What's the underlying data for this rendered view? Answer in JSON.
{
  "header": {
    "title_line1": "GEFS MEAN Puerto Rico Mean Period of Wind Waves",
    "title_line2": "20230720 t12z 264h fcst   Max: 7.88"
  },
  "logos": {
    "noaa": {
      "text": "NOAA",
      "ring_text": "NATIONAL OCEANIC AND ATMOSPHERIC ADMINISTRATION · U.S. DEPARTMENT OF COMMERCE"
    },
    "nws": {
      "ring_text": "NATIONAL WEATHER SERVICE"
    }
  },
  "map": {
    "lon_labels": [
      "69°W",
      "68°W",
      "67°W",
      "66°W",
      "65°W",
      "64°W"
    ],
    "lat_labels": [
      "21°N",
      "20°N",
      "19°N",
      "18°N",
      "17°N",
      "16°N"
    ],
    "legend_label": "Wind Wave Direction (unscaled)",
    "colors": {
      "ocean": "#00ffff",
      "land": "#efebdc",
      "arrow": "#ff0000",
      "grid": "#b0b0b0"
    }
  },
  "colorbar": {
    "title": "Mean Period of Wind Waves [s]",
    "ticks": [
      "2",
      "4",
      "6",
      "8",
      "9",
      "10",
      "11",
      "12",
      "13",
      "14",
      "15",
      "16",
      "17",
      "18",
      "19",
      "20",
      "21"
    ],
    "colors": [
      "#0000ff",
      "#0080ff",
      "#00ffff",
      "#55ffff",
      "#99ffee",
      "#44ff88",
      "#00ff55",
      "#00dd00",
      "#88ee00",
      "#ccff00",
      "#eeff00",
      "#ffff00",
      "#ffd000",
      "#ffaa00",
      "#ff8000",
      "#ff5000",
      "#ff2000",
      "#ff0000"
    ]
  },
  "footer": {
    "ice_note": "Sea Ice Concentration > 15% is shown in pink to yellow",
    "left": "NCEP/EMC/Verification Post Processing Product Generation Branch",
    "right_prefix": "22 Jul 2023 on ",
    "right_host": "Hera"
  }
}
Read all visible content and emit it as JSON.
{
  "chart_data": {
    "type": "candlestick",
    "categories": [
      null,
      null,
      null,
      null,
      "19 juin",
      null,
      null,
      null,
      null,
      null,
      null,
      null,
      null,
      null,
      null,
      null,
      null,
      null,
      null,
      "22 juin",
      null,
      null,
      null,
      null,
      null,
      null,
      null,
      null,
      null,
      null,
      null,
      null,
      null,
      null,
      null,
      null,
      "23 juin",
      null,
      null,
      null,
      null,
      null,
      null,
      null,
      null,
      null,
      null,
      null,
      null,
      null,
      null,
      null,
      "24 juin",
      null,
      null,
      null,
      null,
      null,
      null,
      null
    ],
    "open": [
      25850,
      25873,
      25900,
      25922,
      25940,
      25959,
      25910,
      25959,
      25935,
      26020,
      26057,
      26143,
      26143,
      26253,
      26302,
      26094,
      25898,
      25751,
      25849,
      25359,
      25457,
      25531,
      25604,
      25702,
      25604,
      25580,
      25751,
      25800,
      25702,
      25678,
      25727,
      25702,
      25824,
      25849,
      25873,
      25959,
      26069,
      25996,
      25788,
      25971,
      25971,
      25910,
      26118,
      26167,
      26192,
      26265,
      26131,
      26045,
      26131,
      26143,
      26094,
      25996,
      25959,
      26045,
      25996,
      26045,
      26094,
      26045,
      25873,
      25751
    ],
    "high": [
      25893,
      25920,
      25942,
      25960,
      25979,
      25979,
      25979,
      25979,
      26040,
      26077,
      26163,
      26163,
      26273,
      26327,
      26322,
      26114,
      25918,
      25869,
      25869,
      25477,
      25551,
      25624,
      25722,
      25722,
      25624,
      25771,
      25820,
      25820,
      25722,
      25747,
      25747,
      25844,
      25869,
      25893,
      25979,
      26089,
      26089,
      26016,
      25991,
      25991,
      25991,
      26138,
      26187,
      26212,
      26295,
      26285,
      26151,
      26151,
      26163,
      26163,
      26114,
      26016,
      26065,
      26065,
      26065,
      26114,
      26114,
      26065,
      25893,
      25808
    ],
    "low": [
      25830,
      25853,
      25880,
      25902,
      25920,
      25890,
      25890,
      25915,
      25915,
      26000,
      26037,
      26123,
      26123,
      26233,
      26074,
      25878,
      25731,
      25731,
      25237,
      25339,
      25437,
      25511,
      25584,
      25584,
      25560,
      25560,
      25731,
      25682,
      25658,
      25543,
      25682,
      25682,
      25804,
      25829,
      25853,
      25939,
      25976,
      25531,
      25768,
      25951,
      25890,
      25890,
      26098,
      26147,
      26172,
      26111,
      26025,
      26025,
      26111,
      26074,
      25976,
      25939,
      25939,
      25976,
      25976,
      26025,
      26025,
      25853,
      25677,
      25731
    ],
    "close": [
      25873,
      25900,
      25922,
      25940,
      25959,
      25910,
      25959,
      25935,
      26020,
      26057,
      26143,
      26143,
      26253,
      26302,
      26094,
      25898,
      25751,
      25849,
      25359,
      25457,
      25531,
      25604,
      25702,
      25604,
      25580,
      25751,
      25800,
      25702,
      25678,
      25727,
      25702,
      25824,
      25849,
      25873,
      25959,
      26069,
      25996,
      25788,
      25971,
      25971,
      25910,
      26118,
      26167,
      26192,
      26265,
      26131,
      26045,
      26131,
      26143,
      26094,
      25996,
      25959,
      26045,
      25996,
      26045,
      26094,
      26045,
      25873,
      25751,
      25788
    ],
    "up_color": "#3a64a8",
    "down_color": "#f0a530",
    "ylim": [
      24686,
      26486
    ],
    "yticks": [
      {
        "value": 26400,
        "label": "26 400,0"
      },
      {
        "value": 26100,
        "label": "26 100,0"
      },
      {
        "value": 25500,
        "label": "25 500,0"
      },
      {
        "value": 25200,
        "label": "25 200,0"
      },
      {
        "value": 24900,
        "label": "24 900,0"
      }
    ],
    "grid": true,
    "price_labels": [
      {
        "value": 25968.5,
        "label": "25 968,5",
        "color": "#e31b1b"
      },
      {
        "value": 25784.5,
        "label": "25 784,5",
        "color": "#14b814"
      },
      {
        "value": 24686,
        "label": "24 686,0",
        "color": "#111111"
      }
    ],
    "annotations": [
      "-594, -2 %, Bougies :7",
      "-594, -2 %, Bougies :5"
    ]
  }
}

======

**Task details**
Copy down the material exactly as written.

**Task solution**
What's the underlying data for this rendered view? Answer in JSON.
{
  "header": {
    "title_line1": "GEFS MEAN Puerto Rico Mean Period of Wind Waves",
    "title_line2": "20230720 t12z 264h fcst   Max: 7.88"
  },
  "logos": {
    "noaa": {
      "text": "NOAA",
      "ring_text": "NATIONAL OCEANIC AND ATMOSPHERIC ADMINISTRATION · U.S. DEPARTMENT OF COMMERCE"
    },
    "nws": {
      "ring_text": "NATIONAL WEATHER SERVICE"
    }
  },
  "map": {
    "lon_labels": [
      "69°W",
      "68°W",
      "67°W",
      "66°W",
      "65°W",
      "64°W"
    ],
    "lat_labels": [
      "21°N",
      "20°N",
      "19°N",
      "18°N",
      "17°N",
      "16°N"
    ],
    "legend_label": "Wind Wave Direction (unscaled)",
    "colors": {
      "ocean": "#00ffff",
      "land": "#efebdc",
      "arrow": "#ff0000",
      "grid": "#b0b0b0"
    }
  },
  "colorbar": {
    "title": "Mean Period of Wind Waves [s]",
    "ticks": [
      "2",
      "4",
      "6",
      "8",
      "9",
      "10",
      "11",
      "12",
      "13",
      "14",
      "15",
      "16",
      "17",
      "18",
      "19",
      "20",
      "21"
    ],
    "colors": [
      "#0000ff",
      "#0080ff",
      "#00ffff",
      "#55ffff",
      "#99ffee",
      "#44ff88",
      "#00ff55",
      "#00dd00",
      "#88ee00",
      "#ccff00",
      "#eeff00",
      "#ffff00",
      "#ffd000",
      "#ffaa00",
      "#ff8000",
      "#ff5000",
      "#ff2000",
      "#ff0000"
    ]
  },
  "footer": {
    "ice_note": "Sea Ice Concentration > 15% is shown in pink to yellow",
    "left": "NCEP/EMC/Verification Post Processing Product Generation Branch",
    "right_prefix": "22 Jul 2023 on ",
    "right_host": "Hera"
  }
}
Read all visible content and emit it as JSON.
{
  "chart_data": {
    "type": "candlestick",
    "categories": [
      null,
      null,
      null,
      null,
      "19 juin",
      null,
      null,
      null,
      null,
      null,
      null,
      null,
      null,
      null,
      null,
      null,
      null,
      null,
      null,
      "22 juin",
      null,
      null,
      null,
      null,
      null,
      null,
      null,
      null,
      null,
      null,
      null,
      null,
      null,
      null,
      null,
      null,
      "23 juin",
      null,
      null,
      null,
      null,
      null,
      null,
      null,
      null,
      null,
      null,
      null,
      null,
      null,
      null,
      null,
      "24 juin",
      null,
      null,
      null,
      null,
      null,
      null,
      null
    ],
    "open": [
      25850,
      25873,
      25900,
      25922,
      25940,
      25959,
      25910,
      25959,
      25935,
      26020,
      26057,
      26143,
      26143,
      26253,
      26302,
      26094,
      25898,
      25751,
      25849,
      25359,
      25457,
      25531,
      25604,
      25702,
      25604,
      25580,
      25751,
      25800,
      25702,
      25678,
      25727,
      25702,
      25824,
      25849,
      25873,
      25959,
      26069,
      25996,
      25788,
      25971,
      25971,
      25910,
      26118,
      26167,
      26192,
      26265,
      26131,
      26045,
      26131,
      26143,
      26094,
      25996,
      25959,
      26045,
      25996,
      26045,
      26094,
      26045,
      25873,
      25751
    ],
    "high": [
      25893,
      25920,
      25942,
      25960,
      25979,
      25979,
      25979,
      25979,
      26040,
      26077,
      26163,
      26163,
      26273,
      26327,
      26322,
      26114,
      25918,
      25869,
      25869,
      25477,
      25551,
      25624,
      25722,
      25722,
      25624,
      25771,
      25820,
      25820,
      25722,
      25747,
      25747,
      25844,
      25869,
      25893,
      25979,
      26089,
      26089,
      26016,
      25991,
      25991,
      25991,
      26138,
      26187,
      26212,
      26295,
      26285,
      26151,
      26151,
      26163,
      26163,
      26114,
      26016,
      26065,
      26065,
      26065,
      26114,
      26114,
      26065,
      25893,
      25808
    ],
    "low": [
      25830,
      25853,
      25880,
      25902,
      25920,
      25890,
      25890,
      25915,
      25915,
      26000,
      26037,
      26123,
      26123,
      26233,
      26074,
      25878,
      25731,
      25731,
      25237,
      25339,
      25437,
      25511,
      25584,
      25584,
      25560,
      25560,
      25731,
      25682,
      25658,
      25543,
      25682,
      25682,
      25804,
      25829,
      25853,
      25939,
      25976,
      25531,
      25768,
      25951,
      25890,
      25890,
      26098,
      26147,
      26172,
      26111,
      26025,
      26025,
      26111,
      26074,
      25976,
      25939,
      25939,
      25976,
      25976,
      26025,
      26025,
      25853,
      25677,
      25731
    ],
    "close": [
      25873,
      25900,
      25922,
      25940,
      25959,
      25910,
      25959,
      25935,
      26020,
      26057,
      26143,
      26143,
      26253,
      26302,
      26094,
      25898,
      25751,
      25849,
      25359,
      25457,
      25531,
      25604,
      25702,
      25604,
      25580,
      25751,
      25800,
      25702,
      25678,
      25727,
      25702,
      25824,
      25849,
      25873,
      25959,
      26069,
      25996,
      25788,
      25971,
      25971,
      25910,
      26118,
      26167,
      26192,
      26265,
      26131,
      26045,
      26131,
      26143,
      26094,
      25996,
      25959,
      26045,
      25996,
      26045,
      26094,
      26045,
      25873,
      25751,
      25788
    ],
    "up_color": "#3a64a8",
    "down_color": "#f0a530",
    "ylim": [
      24686,
      26486
    ],
    "yticks": [
      {
        "value": 26400,
        "label": "26 400,0"
      },
      {
        "value": 26100,
        "label": "26 100,0"
      },
      {
        "value": 25500,
        "label": "25 500,0"
      },
      {
        "value": 25200,
        "label": "25 200,0"
      },
      {
        "value": 24900,
        "label": "24 900,0"
      }
    ],
    "grid": true,
    "price_labels": [
      {
        "value": 25968.5,
        "label": "25 968,5",
        "color": "#e31b1b"
      },
      {
        "value": 25784.5,
        "label": "25 784,5",
        "color": "#14b814"
      },
      {
        "value": 24686,
        "label": "24 686,0",
        "color": "#111111"
      }
    ],
    "annotations": [
      "-594, -2 %, Bougies :7",
      "-594, -2 %, Bougies :5"
    ]
  }
}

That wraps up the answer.